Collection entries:
■ ■ ■

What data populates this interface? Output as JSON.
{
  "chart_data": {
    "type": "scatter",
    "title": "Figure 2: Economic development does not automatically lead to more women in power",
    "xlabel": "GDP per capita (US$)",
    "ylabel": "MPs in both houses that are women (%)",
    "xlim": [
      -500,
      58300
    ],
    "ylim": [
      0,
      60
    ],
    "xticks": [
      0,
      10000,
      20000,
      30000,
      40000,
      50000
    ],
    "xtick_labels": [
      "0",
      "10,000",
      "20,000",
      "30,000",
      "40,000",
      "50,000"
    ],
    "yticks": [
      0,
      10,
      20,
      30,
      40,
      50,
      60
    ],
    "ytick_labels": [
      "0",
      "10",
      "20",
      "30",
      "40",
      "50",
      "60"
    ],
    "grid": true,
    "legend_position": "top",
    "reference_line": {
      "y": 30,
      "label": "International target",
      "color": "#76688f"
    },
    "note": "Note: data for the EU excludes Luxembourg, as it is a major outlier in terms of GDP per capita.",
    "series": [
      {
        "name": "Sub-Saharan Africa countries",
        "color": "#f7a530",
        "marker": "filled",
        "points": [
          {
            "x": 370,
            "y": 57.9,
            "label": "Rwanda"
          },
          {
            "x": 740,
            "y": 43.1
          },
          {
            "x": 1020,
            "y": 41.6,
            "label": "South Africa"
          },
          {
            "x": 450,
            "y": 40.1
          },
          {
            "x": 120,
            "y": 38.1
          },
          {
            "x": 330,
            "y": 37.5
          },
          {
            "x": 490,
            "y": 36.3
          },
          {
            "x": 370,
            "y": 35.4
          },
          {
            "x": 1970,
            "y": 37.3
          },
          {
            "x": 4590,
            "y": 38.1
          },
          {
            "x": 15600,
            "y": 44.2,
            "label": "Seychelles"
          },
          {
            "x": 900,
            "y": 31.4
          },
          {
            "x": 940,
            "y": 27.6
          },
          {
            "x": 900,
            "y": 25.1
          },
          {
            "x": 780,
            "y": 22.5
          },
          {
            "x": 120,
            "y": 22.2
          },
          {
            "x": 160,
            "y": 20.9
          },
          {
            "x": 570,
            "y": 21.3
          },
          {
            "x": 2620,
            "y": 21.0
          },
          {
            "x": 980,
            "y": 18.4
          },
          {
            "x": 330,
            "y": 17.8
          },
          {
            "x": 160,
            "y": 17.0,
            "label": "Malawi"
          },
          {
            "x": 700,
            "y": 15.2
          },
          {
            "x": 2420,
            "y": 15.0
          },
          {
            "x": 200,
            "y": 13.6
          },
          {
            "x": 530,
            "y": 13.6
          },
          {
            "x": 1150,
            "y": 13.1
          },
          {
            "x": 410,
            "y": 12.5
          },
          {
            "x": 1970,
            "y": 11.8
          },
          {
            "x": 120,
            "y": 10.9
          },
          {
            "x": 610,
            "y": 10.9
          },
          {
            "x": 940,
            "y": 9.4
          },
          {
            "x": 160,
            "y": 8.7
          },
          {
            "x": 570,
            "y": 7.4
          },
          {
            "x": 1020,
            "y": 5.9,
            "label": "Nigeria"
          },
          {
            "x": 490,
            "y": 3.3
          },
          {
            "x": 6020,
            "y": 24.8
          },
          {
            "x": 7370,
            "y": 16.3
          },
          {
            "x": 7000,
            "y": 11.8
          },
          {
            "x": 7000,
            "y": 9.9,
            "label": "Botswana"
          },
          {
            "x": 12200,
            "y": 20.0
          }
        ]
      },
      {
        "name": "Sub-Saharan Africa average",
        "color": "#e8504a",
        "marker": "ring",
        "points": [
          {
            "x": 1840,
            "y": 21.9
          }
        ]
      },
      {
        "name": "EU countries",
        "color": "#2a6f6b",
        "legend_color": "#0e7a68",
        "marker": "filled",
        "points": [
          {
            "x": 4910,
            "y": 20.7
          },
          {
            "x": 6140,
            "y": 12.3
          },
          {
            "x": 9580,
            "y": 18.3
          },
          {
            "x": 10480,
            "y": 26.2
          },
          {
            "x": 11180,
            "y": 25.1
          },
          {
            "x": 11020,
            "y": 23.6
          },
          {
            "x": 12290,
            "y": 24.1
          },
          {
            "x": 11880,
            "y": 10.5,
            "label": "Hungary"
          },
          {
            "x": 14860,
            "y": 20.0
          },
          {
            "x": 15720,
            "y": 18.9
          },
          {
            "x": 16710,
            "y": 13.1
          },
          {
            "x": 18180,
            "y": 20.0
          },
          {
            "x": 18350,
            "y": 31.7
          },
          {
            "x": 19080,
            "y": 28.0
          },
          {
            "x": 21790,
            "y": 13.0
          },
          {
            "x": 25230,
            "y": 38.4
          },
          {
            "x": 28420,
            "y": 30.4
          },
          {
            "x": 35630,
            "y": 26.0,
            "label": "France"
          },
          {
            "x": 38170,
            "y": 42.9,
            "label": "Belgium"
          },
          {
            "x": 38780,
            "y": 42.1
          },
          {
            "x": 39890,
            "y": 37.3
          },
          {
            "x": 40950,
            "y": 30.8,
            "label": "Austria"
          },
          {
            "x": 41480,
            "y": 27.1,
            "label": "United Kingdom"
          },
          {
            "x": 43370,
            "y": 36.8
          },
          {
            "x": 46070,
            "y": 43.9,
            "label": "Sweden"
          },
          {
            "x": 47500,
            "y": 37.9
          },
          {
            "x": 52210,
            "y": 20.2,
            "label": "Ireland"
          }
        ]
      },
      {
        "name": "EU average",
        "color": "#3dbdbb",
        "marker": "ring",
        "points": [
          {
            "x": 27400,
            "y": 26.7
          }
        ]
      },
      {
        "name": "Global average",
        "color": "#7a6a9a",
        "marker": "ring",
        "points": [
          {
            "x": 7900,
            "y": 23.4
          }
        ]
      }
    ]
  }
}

■ ■ ■

● **YOUR GOAL**: Transcribe every entry word for word.

● **RESULT**:
What data populates this interface? Output as JSON.
{
  "chart_data": {
    "type": "scatter",
    "title": "Figure 2: Economic development does not automatically lead to more women in power",
    "xlabel": "GDP per capita (US$)",
    "ylabel": "MPs in both houses that are women (%)",
    "xlim": [
      -500,
      58300
    ],
    "ylim": [
      0,
      60
    ],
    "xticks": [
      0,
      10000,
      20000,
      30000,
      40000,
      50000
    ],
    "xtick_labels": [
      "0",
      "10,000",
      "20,000",
      "30,000",
      "40,000",
      "50,000"
    ],
    "yticks": [
      0,
      10,
      20,
      30,
      40,
      50,
      60
    ],
    "ytick_labels": [
      "0",
      "10",
      "20",
      "30",
      "40",
      "50",
      "60"
    ],
    "grid": true,
    "legend_position": "top",
    "reference_line": {
      "y": 30,
      "label": "International target",
      "color": "#76688f"
    },
    "note": "Note: data for the EU excludes Luxembourg, as it is a major outlier in terms of GDP per capita.",
    "series": [
      {
        "name": "Sub-Saharan Africa countries",
        "color": "#f7a530",
        "marker": "filled",
        "points": [
          {
            "x": 370,
            "y": 57.9,
            "label": "Rwanda"
          },
          {
            "x": 740,
            "y": 43.1
          },
          {
            "x": 1020,
            "y": 41.6,
            "label": "South Africa"
          },
          {
            "x": 450,
            "y": 40.1
          },
          {
            "x": 120,
            "y": 38.1
          },
          {
            "x": 330,
            "y": 37.5
          },
          {
            "x": 490,
            "y": 36.3
          },
          {
            "x": 370,
            "y": 35.4
          },
          {
            "x": 1970,
            "y": 37.3
          },
          {
            "x": 4590,
            "y": 38.1
          },
          {
            "x": 15600,
            "y": 44.2,
            "label": "Seychelles"
          },
          {
            "x": 900,
            "y": 31.4
          },
          {
            "x": 940,
            "y": 27.6
          },
          {
            "x": 900,
            "y": 25.1
          },
          {
            "x": 780,
            "y": 22.5
          },
          {
            "x": 120,
            "y": 22.2
          },
          {
            "x": 160,
            "y": 20.9
          },
          {
            "x": 570,
            "y": 21.3
          },
          {
            "x": 2620,
            "y": 21.0
          },
          {
            "x": 980,
            "y": 18.4
          },
          {
            "x": 330,
            "y": 17.8
          },
          {
            "x": 160,
            "y": 17.0,
            "label": "Malawi"
          },
          {
            "x": 700,
            "y": 15.2
          },
          {
            "x": 2420,
            "y": 15.0
          },
          {
            "x": 200,
            "y": 13.6
          },
          {
            "x": 530,
            "y": 13.6
          },
          {
            "x": 1150,
            "y": 13.1
          },
          {
            "x": 410,
            "y": 12.5
          },
          {
            "x": 1970,
            "y": 11.8
          },
          {
            "x": 120,
            "y": 10.9
          },
          {
            "x": 610,
            "y": 10.9
          },
          {
            "x": 940,
            "y": 9.4
          },
          {
            "x": 160,
            "y": 8.7
          },
          {
            "x": 570,
            "y": 7.4
          },
          {
            "x": 1020,
            "y": 5.9,
            "label": "Nigeria"
          },
          {
            "x": 490,
            "y": 3.3
          },
          {
            "x": 6020,
            "y": 24.8
          },
          {
            "x": 7370,
            "y": 16.3
          },
          {
            "x": 7000,
            "y": 11.8
          },
          {
            "x": 7000,
            "y": 9.9,
            "label": "Botswana"
          },
          {
            "x": 12200,
            "y": 20.0
          }
        ]
      },
      {
        "name": "Sub-Saharan Africa average",
        "color": "#e8504a",
        "marker": "ring",
        "points": [
          {
            "x": 1840,
            "y": 21.9
          }
        ]
      },
      {
        "name": "EU countries",
        "color": "#2a6f6b",
        "legend_color": "#0e7a68",
        "marker": "filled",
        "points": [
          {
            "x": 4910,
            "y": 20.7
          },
          {
            "x": 6140,
            "y": 12.3
          },
          {
            "x": 9580,
            "y": 18.3
          },
          {
            "x": 10480,
            "y": 26.2
          },
          {
            "x": 11180,
            "y": 25.1
          },
          {
            "x": 11020,
            "y": 23.6
          },
          {
            "x": 12290,
            "y": 24.1
          },
          {
            "x": 11880,
            "y": 10.5,
            "label": "Hungary"
          },
          {
            "x": 14860,
            "y": 20.0
          },
          {
            "x": 15720,
            "y": 18.9
          },
          {
            "x": 16710,
            "y": 13.1
          },
          {
            "x": 18180,
            "y": 20.0
          },
          {
            "x": 18350,
            "y": 31.7
          },
          {
            "x": 19080,
            "y": 28.0
          },
          {
            "x": 21790,
            "y": 13.0
          },
          {
            "x": 25230,
            "y": 38.4
          },
          {
            "x": 28420,
            "y": 30.4
          },
          {
            "x": 35630,
            "y": 26.0,
            "label": "France"
          },
          {
            "x": 38170,
            "y": 42.9,
            "label": "Belgium"
          },
          {
            "x": 38780,
            "y": 42.1
          },
          {
            "x": 39890,
            "y": 37.3
          },
          {
            "x": 40950,
            "y": 30.8,
            "label": "Austria"
          },
          {
            "x": 41480,
            "y": 27.1,
            "label": "United Kingdom"
          },
          {
            "x": 43370,
            "y": 36.8
          },
          {
            "x": 46070,
            "y": 43.9,
            "label": "Sweden"
          },
          {
            "x": 47500,
            "y": 37.9
          },
          {
            "x": 52210,
            "y": 20.2,
            "label": "Ireland"
          }
        ]
      },
      {
        "name": "EU average",
        "color": "#3dbdbb",
        "marker": "ring",
        "points": [
          {
            "x": 27400,
            "y": 26.7
          }
        ]
      },
      {
        "name": "Global average",
        "color": "#7a6a9a",
        "marker": "ring",
        "points": [
          {
            "x": 7900,
            "y": 23.4
          }
        ]
      }
    ]
  }
}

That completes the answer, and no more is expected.